Transcribe the full listing below exactly.

Extracted data entries:
------------------------------------
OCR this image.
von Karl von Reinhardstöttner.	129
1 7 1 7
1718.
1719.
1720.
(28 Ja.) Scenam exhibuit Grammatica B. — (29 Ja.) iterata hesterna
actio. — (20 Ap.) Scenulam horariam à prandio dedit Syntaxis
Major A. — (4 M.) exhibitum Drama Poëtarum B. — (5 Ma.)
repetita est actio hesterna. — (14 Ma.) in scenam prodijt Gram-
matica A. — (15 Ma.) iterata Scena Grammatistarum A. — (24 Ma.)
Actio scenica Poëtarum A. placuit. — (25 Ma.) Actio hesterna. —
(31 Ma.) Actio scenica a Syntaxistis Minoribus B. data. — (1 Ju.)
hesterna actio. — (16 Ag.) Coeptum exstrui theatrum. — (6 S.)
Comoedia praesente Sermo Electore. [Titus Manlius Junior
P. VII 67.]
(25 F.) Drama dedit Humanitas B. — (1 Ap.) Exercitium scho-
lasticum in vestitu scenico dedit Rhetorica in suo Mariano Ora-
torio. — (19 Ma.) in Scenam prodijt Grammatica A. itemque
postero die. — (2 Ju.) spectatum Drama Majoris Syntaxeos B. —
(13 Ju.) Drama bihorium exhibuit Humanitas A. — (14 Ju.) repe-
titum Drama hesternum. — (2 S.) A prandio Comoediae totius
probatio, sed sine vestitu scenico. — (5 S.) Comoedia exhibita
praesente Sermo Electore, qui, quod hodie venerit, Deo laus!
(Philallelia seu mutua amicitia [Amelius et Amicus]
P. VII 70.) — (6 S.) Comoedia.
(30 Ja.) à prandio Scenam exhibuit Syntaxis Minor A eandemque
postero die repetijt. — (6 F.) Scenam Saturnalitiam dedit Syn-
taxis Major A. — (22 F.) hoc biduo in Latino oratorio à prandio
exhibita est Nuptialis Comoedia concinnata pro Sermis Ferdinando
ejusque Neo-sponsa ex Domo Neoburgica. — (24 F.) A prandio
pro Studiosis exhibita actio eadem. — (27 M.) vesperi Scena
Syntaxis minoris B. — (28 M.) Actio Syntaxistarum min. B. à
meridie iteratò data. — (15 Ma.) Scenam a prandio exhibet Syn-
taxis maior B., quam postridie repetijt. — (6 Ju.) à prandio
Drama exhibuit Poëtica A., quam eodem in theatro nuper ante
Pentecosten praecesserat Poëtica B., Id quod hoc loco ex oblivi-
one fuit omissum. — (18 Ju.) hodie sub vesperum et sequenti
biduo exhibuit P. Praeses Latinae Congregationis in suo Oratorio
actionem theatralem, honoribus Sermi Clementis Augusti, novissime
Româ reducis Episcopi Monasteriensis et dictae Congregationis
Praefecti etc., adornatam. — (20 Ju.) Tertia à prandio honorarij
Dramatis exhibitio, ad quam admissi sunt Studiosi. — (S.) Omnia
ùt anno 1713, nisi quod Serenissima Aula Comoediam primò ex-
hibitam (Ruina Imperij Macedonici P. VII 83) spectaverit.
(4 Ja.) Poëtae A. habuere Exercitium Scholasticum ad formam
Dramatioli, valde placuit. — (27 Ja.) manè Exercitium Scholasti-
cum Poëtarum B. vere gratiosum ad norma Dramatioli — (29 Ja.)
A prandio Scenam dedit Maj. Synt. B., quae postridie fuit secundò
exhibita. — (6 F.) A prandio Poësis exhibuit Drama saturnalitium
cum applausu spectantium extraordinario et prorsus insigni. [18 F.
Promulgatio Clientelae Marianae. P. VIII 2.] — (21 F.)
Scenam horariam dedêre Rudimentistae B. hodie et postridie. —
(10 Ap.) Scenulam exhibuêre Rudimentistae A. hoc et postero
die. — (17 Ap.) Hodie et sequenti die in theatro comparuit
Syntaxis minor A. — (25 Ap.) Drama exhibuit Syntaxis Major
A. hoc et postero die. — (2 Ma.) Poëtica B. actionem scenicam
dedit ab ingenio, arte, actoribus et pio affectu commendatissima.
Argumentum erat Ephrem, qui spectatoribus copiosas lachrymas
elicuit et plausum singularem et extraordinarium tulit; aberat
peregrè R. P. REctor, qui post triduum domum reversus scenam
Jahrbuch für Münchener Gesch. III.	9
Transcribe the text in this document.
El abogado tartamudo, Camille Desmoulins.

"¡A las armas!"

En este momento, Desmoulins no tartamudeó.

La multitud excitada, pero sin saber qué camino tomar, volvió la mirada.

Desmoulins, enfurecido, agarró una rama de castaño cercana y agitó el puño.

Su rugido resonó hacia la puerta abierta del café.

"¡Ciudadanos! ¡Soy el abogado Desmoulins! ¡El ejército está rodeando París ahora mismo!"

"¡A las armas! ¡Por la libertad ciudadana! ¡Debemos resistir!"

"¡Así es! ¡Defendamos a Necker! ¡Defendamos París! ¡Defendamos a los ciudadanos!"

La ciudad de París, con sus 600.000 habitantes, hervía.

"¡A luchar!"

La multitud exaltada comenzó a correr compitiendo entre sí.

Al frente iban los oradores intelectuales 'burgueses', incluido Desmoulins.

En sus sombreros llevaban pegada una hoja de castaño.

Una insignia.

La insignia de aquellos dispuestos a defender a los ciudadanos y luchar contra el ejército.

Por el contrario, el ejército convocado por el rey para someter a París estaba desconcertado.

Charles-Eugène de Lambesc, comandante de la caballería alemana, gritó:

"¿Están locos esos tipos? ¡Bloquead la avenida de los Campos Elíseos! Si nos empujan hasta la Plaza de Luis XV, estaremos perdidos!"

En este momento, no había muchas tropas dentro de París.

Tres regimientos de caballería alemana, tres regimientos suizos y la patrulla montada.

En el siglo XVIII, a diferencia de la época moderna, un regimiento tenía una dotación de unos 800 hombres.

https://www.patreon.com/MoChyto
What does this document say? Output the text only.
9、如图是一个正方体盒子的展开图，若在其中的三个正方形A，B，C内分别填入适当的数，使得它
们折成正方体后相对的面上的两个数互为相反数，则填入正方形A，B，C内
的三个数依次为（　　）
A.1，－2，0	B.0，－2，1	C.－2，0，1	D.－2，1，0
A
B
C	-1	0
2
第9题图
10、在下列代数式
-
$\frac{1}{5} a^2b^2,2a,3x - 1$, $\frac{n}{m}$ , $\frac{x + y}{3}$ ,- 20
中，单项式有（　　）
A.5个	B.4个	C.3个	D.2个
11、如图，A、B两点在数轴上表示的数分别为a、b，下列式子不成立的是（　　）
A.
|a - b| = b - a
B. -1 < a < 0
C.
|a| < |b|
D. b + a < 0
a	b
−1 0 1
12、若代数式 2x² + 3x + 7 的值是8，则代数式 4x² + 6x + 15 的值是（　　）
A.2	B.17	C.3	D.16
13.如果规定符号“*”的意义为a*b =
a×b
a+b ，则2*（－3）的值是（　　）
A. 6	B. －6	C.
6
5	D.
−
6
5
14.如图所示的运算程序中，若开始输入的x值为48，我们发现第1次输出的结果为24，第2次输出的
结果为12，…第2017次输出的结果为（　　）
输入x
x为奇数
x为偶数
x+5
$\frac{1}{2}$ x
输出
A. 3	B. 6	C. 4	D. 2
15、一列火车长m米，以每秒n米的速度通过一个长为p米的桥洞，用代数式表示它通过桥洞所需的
------------------------------------
THE REPLY →
OCR this image.
von Karl von Reinhardstöttner.	129
1 7 1 7
1718.
1719.
1720.
(28 Ja.) Scenam exhibuit Grammatica B. — (29 Ja.) iterata hesterna
actio. — (20 Ap.) Scenulam horariam à prandio dedit Syntaxis
Major A. — (4 M.) exhibitum Drama Poëtarum B. — (5 Ma.)
repetita est actio hesterna. — (14 Ma.) in scenam prodijt Gram-
matica A. — (15 Ma.) iterata Scena Grammatistarum A. — (24 Ma.)
Actio scenica Poëtarum A. placuit. — (25 Ma.) Actio hesterna. —
(31 Ma.) Actio scenica a Syntaxistis Minoribus B. data. — (1 Ju.)
hesterna actio. — (16 Ag.) Coeptum exstrui theatrum. — (6 S.)
Comoedia praesente Sermo Electore. [Titus Manlius Junior
P. VII 67.]
(25 F.) Drama dedit Humanitas B. — (1 Ap.) Exercitium scho-
lasticum in vestitu scenico dedit Rhetorica in suo Mariano Ora-
torio. — (19 Ma.) in Scenam prodijt Grammatica A. itemque
postero die. — (2 Ju.) spectatum Drama Majoris Syntaxeos B. —
(13 Ju.) Drama bihorium exhibuit Humanitas A. — (14 Ju.) repe-
titum Drama hesternum. — (2 S.) A prandio Comoediae totius
probatio, sed sine vestitu scenico. — (5 S.) Comoedia exhibita
praesente Sermo Electore, qui, quod hodie venerit, Deo laus!
(Philallelia seu mutua amicitia [Amelius et Amicus]
P. VII 70.) — (6 S.) Comoedia.
(30 Ja.) à prandio Scenam exhibuit Syntaxis Minor A eandemque
postero die repetijt. — (6 F.) Scenam Saturnalitiam dedit Syn-
taxis Major A. — (22 F.) hoc biduo in Latino oratorio à prandio
exhibita est Nuptialis Comoedia concinnata pro Sermis Ferdinando
ejusque Neo-sponsa ex Domo Neoburgica. — (24 F.) A prandio
pro Studiosis exhibita actio eadem. — (27 M.) vesperi Scena
Syntaxis minoris B. — (28 M.) Actio Syntaxistarum min. B. à
meridie iteratò data. — (15 Ma.) Scenam a prandio exhibet Syn-
taxis maior B., quam postridie repetijt. — (6 Ju.) à prandio
Drama exhibuit Poëtica A., quam eodem in theatro nuper ante
Pentecosten praecesserat Poëtica B., Id quod hoc loco ex oblivi-
one fuit omissum. — (18 Ju.) hodie sub vesperum et sequenti
biduo exhibuit P. Praeses Latinae Congregationis in suo Oratorio
actionem theatralem, honoribus Sermi Clementis Augusti, novissime
Româ reducis Episcopi Monasteriensis et dictae Congregationis
Praefecti etc., adornatam. — (20 Ju.) Tertia à prandio honorarij
Dramatis exhibitio, ad quam admissi sunt Studiosi. — (S.) Omnia
ùt anno 1713, nisi quod Serenissima Aula Comoediam primò ex-
hibitam (Ruina Imperij Macedonici P. VII 83) spectaverit.
(4 Ja.) Poëtae A. habuere Exercitium Scholasticum ad formam
Dramatioli, valde placuit. — (27 Ja.) manè Exercitium Scholasti-
cum Poëtarum B. vere gratiosum ad norma Dramatioli — (29 Ja.)
A prandio Scenam dedit Maj. Synt. B., quae postridie fuit secundò
exhibita. — (6 F.) A prandio Poësis exhibuit Drama saturnalitium
cum applausu spectantium extraordinario et prorsus insigni. [18 F.
Promulgatio Clientelae Marianae. P. VIII 2.] — (21 F.)
Scenam horariam dedêre Rudimentistae B. hodie et postridie. —
(10 Ap.) Scenulam exhibuêre Rudimentistae A. hoc et postero
die. — (17 Ap.) Hodie et sequenti die in theatro comparuit
Syntaxis minor A. — (25 Ap.) Drama exhibuit Syntaxis Major
A. hoc et postero die. — (2 Ma.) Poëtica B. actionem scenicam
dedit ab ingenio, arte, actoribus et pio affectu commendatissima.
Argumentum erat Ephrem, qui spectatoribus copiosas lachrymas
elicuit et plausum singularem et extraordinarium tulit; aberat
peregrè R. P. REctor, qui post triduum domum reversus scenam
Jahrbuch für Münchener Gesch. III.	9
Transcribe the text in this document.
El abogado tartamudo, Camille Desmoulins.

"¡A las armas!"

En este momento, Desmoulins no tartamudeó.

La multitud excitada, pero sin saber qué camino tomar, volvió la mirada.

Desmoulins, enfurecido, agarró una rama de castaño cercana y agitó el puño.

Su rugido resonó hacia la puerta abierta del café.

"¡Ciudadanos! ¡Soy el abogado Desmoulins! ¡El ejército está rodeando París ahora mismo!"

"¡A las armas! ¡Por la libertad ciudadana! ¡Debemos resistir!"

"¡Así es! ¡Defendamos a Necker! ¡Defendamos París! ¡Defendamos a los ciudadanos!"

La ciudad de París, con sus 600.000 habitantes, hervía.

"¡A luchar!"

La multitud exaltada comenzó a correr compitiendo entre sí.

Al frente iban los oradores intelectuales 'burgueses', incluido Desmoulins.

En sus sombreros llevaban pegada una hoja de castaño.

Una insignia.

La insignia de aquellos dispuestos a defender a los ciudadanos y luchar contra el ejército.

Por el contrario, el ejército convocado por el rey para someter a París estaba desconcertado.

Charles-Eugène de Lambesc, comandante de la caballería alemana, gritó:

"¿Están locos esos tipos? ¡Bloquead la avenida de los Campos Elíseos! Si nos empujan hasta la Plaza de Luis XV, estaremos perdidos!"

En este momento, no había muchas tropas dentro de París.

Tres regimientos de caballería alemana, tres regimientos suizos y la patrulla montada.

En el siglo XVIII, a diferencia de la época moderna, un regimiento tenía una dotación de unos 800 hombres.

https://www.patreon.com/MoChyto
What does this document say? Output the text only.
9、如图是一个正方体盒子的展开图，若在其中的三个正方形A，B，C内分别填入适当的数，使得它
们折成正方体后相对的面上的两个数互为相反数，则填入正方形A，B，C内
的三个数依次为（　　）
A.1，－2，0	B.0，－2，1	C.－2，0，1	D.－2，1，0
A
B
C	-1	0
2
第9题图
10、在下列代数式
-
$\frac{1}{5} a^2b^2,2a,3x - 1$, $\frac{n}{m}$ , $\frac{x + y}{3}$ ,- 20
中，单项式有（　　）
A.5个	B.4个	C.3个	D.2个
11、如图，A、B两点在数轴上表示的数分别为a、b，下列式子不成立的是（　　）
A.
|a - b| = b - a
B. -1 < a < 0
C.
|a| < |b|
D. b + a < 0
a	b
−1 0 1
12、若代数式 2x² + 3x + 7 的值是8，则代数式 4x² + 6x + 15 的值是（　　）
A.2	B.17	C.3	D.16
13.如果规定符号“*”的意义为a*b =
a×b
a+b ，则2*（－3）的值是（　　）
A. 6	B. －6	C.
6
5	D.
−
6
5
14.如图所示的运算程序中，若开始输入的x值为48，我们发现第1次输出的结果为24，第2次输出的
结果为12，…第2017次输出的结果为（　　）
输入x
x为奇数
x为偶数
x+5
$\frac{1}{2}$ x
输出
A. 3	B. 6	C. 4	D. 2
15、一列火车长m米，以每秒n米的速度通过一个长为p米的桥洞，用代数式表示它通过桥洞所需的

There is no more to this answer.